[Begin]

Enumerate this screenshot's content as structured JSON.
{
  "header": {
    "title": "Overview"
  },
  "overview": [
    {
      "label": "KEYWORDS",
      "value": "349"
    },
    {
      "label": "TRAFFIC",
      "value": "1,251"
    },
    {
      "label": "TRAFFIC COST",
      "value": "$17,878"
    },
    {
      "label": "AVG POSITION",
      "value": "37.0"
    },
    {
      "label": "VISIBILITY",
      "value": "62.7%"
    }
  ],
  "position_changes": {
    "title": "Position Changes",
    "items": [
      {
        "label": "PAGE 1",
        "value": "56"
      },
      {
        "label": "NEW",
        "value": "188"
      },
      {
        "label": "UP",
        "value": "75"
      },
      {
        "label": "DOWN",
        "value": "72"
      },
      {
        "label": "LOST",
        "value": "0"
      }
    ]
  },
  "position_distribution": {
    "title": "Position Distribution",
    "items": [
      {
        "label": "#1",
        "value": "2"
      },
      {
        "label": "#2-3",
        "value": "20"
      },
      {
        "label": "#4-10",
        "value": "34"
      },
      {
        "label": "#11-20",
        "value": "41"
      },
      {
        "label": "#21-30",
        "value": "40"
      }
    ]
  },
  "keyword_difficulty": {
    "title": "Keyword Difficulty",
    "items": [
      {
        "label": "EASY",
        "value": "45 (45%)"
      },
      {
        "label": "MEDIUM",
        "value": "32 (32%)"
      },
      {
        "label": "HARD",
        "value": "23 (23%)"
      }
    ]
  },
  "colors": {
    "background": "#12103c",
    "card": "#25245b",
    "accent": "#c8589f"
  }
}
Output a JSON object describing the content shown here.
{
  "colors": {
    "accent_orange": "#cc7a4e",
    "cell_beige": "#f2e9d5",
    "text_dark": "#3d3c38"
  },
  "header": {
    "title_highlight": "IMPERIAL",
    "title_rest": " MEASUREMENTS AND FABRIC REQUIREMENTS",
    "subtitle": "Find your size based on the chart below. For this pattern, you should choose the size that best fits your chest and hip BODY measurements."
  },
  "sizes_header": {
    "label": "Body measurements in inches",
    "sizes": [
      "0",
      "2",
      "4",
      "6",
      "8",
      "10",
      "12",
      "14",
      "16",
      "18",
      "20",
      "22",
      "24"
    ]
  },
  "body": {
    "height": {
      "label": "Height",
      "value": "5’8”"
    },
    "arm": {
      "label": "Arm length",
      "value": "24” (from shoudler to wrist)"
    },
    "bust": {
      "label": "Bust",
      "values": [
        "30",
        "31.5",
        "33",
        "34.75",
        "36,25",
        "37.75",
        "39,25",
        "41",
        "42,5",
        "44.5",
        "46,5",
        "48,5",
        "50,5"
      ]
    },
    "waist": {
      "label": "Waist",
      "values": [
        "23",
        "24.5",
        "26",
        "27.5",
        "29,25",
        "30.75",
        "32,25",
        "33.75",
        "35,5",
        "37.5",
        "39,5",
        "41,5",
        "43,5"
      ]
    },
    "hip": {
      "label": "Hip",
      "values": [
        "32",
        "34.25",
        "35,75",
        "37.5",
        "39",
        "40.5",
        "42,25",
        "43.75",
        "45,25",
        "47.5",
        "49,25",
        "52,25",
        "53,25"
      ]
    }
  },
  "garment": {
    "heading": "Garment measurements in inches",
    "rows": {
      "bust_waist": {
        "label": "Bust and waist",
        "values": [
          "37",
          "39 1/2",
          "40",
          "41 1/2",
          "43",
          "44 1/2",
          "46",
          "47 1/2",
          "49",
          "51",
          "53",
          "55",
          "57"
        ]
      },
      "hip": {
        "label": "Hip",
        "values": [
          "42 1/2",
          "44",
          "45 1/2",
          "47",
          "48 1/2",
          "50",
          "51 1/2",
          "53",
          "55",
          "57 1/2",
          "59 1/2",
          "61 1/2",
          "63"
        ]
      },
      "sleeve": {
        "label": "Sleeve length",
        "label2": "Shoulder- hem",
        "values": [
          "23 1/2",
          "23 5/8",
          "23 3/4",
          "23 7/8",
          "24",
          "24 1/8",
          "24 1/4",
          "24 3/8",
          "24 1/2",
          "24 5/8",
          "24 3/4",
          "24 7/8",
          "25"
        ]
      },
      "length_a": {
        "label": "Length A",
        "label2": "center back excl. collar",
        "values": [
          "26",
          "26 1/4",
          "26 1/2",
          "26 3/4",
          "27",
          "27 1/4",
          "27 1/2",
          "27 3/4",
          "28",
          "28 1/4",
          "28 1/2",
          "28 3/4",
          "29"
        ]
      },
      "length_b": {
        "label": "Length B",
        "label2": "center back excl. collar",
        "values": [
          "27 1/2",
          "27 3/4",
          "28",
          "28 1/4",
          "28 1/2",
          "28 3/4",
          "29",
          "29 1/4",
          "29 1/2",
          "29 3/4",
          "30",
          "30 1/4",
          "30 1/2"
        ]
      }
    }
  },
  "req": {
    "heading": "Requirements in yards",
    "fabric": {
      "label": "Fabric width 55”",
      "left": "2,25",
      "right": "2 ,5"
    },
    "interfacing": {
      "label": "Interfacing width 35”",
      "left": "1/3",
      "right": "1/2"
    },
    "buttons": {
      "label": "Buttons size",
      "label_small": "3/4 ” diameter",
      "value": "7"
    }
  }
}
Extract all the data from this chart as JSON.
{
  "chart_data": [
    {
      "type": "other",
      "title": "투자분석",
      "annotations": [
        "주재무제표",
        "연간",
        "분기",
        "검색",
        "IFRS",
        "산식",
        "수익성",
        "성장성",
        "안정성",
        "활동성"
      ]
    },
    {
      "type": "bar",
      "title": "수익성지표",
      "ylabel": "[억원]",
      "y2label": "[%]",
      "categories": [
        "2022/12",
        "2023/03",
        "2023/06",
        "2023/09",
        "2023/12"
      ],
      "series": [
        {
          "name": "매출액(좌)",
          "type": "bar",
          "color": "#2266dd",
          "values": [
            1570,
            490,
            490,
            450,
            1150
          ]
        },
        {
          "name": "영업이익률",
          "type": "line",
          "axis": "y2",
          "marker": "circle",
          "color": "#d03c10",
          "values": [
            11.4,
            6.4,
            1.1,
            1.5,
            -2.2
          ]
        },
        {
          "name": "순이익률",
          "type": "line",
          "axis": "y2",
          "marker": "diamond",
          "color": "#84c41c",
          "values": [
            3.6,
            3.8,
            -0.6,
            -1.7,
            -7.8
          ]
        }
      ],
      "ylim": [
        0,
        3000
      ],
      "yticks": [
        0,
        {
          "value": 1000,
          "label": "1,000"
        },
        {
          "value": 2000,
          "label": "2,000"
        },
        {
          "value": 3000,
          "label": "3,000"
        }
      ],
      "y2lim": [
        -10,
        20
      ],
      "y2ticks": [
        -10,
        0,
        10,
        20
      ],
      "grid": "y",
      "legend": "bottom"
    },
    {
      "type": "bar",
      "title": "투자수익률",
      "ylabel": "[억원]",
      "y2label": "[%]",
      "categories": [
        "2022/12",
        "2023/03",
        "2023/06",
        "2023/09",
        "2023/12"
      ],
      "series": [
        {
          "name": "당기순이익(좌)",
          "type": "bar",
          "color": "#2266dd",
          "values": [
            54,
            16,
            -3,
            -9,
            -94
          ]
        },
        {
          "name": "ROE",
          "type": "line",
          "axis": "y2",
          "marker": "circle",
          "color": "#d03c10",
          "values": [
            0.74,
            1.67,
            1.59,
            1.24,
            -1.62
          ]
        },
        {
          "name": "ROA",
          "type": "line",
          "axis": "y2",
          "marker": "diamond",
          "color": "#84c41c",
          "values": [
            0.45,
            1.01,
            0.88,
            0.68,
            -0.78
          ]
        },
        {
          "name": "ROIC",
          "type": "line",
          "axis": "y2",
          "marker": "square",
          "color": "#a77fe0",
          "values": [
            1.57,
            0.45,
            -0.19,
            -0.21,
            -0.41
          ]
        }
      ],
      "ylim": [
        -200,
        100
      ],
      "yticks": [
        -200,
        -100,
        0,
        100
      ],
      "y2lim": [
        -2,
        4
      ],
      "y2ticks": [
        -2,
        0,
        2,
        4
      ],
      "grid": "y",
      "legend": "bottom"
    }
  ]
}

[End]

→ **WHAT YOU ARE ASKED TO DO**
Find the string "heading" in the entries above and return each line that holds it.

→ **TASK RESPONSE**
    "heading": "Garment measurements in inches",
    "heading": "Requirements in yards",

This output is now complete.